Dataset items

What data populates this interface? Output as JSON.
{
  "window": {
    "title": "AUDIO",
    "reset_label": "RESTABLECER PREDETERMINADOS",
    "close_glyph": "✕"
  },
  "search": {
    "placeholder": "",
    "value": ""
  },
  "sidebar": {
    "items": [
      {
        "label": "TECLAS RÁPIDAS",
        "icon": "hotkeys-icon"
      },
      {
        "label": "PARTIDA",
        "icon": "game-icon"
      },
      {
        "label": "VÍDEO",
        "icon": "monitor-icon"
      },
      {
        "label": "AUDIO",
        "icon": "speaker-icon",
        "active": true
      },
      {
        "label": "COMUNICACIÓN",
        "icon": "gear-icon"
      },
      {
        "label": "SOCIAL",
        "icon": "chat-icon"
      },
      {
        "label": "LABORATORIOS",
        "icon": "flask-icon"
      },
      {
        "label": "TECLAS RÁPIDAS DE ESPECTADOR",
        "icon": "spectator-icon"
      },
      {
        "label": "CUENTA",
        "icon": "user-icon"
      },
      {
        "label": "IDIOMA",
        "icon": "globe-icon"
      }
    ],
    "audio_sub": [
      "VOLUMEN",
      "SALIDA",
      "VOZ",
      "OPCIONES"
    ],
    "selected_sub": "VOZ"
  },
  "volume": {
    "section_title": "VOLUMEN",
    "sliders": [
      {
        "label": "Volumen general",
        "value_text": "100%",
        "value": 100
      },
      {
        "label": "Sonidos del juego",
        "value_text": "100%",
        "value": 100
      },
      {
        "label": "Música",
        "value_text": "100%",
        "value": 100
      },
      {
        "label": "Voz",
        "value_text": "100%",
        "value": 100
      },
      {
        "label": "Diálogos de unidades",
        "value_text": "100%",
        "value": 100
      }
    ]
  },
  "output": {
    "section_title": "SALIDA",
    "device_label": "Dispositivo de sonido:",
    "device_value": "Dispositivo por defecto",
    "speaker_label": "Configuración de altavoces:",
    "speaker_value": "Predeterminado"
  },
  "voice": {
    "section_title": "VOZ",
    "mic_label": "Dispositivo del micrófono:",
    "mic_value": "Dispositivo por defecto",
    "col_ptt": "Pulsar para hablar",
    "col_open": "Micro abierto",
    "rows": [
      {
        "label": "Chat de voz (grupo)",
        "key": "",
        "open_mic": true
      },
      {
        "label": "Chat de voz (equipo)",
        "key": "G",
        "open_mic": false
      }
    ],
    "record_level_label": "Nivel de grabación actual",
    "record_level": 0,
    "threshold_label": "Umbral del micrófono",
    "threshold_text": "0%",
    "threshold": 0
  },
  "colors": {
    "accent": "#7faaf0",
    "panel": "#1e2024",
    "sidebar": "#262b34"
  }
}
* * *
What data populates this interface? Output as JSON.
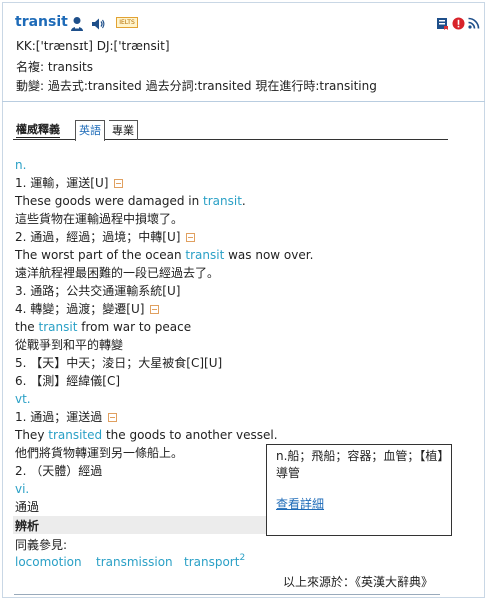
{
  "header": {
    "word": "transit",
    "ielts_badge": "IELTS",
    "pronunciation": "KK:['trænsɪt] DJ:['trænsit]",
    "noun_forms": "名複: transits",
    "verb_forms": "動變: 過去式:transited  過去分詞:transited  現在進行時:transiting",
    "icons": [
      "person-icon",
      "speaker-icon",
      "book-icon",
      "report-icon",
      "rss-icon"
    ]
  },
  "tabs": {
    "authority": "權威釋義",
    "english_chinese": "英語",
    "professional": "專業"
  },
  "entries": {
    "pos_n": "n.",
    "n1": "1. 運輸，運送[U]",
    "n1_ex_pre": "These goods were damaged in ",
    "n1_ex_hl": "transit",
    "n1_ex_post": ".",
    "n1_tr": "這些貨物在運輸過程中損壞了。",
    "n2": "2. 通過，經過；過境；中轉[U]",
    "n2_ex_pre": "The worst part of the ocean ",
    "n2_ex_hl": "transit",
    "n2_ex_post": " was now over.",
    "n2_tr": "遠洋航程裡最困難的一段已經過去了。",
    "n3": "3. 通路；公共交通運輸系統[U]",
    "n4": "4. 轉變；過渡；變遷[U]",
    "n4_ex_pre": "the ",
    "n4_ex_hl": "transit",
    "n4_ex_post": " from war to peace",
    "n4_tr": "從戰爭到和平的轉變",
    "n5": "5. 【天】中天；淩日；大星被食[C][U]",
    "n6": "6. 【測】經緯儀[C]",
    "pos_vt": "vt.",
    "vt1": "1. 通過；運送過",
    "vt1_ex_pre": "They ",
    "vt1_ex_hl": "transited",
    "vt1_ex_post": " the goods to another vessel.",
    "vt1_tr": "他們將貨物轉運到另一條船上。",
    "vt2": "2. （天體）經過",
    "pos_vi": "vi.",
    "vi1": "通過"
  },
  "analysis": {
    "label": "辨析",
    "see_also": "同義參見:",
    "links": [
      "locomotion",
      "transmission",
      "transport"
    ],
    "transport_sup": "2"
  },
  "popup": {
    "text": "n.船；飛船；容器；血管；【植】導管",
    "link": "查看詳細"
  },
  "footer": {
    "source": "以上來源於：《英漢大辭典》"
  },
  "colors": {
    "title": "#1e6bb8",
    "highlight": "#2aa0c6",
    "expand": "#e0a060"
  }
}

TASK DESCRIPTION
Look through the entries above and report each line where the string "defecto" occurs.

THE REPLY
    "device_value": "Dispositivo por defecto",
    "mic_value": "Dispositivo por defecto",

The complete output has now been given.